— START SUPPLIED INFORMATION —
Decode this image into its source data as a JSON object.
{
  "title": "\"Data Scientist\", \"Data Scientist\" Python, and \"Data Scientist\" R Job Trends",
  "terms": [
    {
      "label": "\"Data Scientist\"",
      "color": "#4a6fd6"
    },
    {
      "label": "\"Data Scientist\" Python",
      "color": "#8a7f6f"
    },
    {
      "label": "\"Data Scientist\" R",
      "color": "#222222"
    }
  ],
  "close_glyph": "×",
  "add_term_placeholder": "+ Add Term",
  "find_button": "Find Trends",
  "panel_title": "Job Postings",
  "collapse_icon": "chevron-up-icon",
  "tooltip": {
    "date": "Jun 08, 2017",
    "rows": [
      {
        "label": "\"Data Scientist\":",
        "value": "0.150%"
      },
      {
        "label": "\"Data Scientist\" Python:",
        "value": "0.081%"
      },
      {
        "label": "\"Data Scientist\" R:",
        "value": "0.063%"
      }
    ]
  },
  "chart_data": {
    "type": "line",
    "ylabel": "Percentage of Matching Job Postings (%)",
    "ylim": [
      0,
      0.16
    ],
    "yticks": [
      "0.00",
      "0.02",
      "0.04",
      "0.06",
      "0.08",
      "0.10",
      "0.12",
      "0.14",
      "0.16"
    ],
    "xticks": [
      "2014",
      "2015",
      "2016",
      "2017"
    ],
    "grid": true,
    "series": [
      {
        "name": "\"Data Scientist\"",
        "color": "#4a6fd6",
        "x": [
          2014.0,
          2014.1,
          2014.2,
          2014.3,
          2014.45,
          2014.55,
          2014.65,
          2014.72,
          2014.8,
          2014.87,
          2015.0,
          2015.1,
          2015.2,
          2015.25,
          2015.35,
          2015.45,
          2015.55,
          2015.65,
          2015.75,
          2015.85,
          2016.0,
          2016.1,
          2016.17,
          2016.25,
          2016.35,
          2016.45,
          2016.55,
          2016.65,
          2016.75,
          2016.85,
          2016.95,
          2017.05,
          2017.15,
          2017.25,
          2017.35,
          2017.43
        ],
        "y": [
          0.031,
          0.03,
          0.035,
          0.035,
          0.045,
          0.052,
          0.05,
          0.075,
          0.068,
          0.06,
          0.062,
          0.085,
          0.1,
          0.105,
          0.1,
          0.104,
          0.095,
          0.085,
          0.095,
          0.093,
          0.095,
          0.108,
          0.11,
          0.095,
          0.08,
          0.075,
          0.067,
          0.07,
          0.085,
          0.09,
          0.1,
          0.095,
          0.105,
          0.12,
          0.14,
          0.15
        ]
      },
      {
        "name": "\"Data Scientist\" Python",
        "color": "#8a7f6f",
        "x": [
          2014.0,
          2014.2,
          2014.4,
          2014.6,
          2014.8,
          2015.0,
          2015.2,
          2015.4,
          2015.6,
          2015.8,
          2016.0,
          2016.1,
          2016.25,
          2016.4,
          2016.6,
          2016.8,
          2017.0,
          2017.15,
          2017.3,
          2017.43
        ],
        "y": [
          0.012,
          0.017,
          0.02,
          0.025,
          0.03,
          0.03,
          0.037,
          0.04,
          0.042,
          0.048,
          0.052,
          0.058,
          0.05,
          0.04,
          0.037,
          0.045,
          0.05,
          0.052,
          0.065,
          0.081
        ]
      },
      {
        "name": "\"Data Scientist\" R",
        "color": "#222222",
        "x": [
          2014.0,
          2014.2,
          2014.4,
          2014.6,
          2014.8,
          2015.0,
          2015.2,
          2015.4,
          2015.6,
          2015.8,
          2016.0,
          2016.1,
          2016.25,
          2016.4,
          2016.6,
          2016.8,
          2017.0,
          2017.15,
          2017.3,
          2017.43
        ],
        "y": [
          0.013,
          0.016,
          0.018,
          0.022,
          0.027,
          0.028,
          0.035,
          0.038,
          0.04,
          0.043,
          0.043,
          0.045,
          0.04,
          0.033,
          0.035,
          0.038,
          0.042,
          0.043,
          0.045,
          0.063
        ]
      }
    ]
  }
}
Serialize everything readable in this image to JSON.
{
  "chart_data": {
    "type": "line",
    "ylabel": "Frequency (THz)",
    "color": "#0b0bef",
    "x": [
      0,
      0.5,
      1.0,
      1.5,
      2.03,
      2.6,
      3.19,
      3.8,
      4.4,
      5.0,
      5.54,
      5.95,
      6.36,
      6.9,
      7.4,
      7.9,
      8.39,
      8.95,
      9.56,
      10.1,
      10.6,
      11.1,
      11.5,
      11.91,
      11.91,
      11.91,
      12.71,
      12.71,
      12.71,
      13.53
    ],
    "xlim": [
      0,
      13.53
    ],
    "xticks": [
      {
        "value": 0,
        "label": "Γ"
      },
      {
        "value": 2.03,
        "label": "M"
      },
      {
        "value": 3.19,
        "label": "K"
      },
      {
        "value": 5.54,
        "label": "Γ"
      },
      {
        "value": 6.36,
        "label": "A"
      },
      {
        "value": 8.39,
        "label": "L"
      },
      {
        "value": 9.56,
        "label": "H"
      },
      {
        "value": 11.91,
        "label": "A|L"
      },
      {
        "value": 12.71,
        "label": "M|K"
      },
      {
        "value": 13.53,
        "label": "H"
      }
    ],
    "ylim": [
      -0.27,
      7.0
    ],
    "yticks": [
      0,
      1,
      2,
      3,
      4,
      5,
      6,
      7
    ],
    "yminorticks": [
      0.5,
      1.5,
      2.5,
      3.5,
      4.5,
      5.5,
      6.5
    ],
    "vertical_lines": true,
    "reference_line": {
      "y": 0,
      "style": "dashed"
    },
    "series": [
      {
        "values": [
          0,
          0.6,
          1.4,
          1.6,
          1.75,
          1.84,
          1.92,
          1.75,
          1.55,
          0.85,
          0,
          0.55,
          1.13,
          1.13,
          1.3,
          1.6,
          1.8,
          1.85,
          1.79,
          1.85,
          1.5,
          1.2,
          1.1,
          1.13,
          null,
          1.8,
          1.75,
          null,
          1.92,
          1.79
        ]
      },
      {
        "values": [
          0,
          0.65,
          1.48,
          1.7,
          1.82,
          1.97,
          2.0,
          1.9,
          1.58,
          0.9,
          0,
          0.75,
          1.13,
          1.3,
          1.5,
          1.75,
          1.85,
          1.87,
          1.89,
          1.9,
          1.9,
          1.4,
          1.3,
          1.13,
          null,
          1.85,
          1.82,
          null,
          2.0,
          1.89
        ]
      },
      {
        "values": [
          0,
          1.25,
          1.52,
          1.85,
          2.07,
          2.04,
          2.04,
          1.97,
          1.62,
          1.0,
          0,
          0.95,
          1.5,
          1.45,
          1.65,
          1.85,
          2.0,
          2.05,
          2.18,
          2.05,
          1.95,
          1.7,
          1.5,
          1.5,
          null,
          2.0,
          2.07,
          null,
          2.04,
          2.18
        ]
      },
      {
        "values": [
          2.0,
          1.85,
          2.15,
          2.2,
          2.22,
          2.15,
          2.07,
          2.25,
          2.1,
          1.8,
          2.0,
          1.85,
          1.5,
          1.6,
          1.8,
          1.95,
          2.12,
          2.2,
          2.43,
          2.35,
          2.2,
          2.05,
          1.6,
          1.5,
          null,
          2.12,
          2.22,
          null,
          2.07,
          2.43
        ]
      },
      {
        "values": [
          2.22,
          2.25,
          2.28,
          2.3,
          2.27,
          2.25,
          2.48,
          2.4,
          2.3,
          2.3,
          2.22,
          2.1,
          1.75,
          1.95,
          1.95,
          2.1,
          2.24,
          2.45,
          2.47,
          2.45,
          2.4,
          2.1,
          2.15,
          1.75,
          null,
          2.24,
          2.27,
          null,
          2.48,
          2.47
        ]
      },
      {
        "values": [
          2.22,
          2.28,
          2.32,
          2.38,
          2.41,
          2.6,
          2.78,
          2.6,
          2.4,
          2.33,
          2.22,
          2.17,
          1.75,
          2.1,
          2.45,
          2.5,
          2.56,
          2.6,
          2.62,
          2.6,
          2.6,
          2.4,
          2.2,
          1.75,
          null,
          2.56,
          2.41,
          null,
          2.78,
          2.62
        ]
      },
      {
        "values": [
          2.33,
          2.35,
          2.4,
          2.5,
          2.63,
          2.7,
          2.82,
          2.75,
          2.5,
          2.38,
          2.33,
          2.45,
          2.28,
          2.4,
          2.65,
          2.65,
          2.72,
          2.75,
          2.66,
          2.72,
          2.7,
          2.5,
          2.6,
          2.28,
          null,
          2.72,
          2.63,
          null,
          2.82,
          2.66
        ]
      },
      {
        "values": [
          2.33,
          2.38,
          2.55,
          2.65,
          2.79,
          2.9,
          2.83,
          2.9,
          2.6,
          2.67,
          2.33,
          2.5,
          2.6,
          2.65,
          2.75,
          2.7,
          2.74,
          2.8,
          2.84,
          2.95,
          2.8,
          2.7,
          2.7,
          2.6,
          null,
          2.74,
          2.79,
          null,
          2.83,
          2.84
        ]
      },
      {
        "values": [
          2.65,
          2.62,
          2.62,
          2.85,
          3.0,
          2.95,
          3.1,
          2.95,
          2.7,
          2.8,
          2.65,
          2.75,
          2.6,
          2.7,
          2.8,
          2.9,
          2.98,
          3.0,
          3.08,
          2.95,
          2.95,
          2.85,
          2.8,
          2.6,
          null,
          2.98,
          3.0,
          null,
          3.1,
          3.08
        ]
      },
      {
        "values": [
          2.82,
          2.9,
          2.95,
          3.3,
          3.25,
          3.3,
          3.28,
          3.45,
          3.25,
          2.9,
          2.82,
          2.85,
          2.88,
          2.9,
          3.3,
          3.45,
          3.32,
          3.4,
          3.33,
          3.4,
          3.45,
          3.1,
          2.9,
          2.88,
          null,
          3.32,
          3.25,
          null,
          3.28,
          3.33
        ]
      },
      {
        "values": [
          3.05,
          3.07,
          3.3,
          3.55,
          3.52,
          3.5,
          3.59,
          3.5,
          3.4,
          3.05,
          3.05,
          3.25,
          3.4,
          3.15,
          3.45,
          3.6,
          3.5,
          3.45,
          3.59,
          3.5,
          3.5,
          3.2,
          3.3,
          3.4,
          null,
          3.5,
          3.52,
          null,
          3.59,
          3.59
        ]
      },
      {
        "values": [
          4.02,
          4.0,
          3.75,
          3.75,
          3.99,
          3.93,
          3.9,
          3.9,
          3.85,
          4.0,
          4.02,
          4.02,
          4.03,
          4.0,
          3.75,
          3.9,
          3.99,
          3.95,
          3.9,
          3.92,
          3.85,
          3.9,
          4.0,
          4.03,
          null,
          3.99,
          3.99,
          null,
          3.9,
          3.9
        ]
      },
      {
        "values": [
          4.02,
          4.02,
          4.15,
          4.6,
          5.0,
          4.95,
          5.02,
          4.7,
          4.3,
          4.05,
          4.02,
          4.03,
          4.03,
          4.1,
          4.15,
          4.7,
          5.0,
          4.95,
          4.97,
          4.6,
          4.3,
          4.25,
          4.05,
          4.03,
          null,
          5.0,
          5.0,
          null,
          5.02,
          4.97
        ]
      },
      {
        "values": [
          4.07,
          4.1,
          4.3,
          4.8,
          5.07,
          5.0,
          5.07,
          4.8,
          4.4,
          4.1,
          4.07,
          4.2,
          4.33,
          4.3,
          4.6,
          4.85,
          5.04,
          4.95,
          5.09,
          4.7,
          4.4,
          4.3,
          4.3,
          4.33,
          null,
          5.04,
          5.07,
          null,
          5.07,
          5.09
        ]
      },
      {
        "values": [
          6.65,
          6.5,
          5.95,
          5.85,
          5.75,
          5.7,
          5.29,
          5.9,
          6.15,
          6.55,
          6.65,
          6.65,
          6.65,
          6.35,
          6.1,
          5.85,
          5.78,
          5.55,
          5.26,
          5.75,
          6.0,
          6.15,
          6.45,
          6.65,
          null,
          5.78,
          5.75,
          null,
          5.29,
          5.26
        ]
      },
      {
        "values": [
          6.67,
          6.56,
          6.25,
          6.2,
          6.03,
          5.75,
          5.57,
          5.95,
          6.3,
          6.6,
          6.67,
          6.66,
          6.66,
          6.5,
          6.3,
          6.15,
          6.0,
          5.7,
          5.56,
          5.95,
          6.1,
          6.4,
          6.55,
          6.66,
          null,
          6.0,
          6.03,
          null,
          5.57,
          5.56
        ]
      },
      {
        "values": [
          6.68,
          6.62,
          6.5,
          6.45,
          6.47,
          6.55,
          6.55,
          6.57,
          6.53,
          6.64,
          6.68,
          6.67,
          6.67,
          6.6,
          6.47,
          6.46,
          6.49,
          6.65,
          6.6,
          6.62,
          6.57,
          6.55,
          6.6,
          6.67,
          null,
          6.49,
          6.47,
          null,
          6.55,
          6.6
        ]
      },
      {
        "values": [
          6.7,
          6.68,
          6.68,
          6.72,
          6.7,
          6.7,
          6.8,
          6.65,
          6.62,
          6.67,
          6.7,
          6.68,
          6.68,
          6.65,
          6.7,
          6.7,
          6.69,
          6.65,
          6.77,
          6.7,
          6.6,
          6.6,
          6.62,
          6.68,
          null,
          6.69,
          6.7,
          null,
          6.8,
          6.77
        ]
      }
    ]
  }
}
— END SUPPLIED INFORMATION —
▶ [WHAT THE TASK REQUIRES] From the data above, copy each line that holds "image".

▶ [THE SOLUTION]
Decode this image into its source data as a JSON object.
Serialize everything readable in this image to JSON.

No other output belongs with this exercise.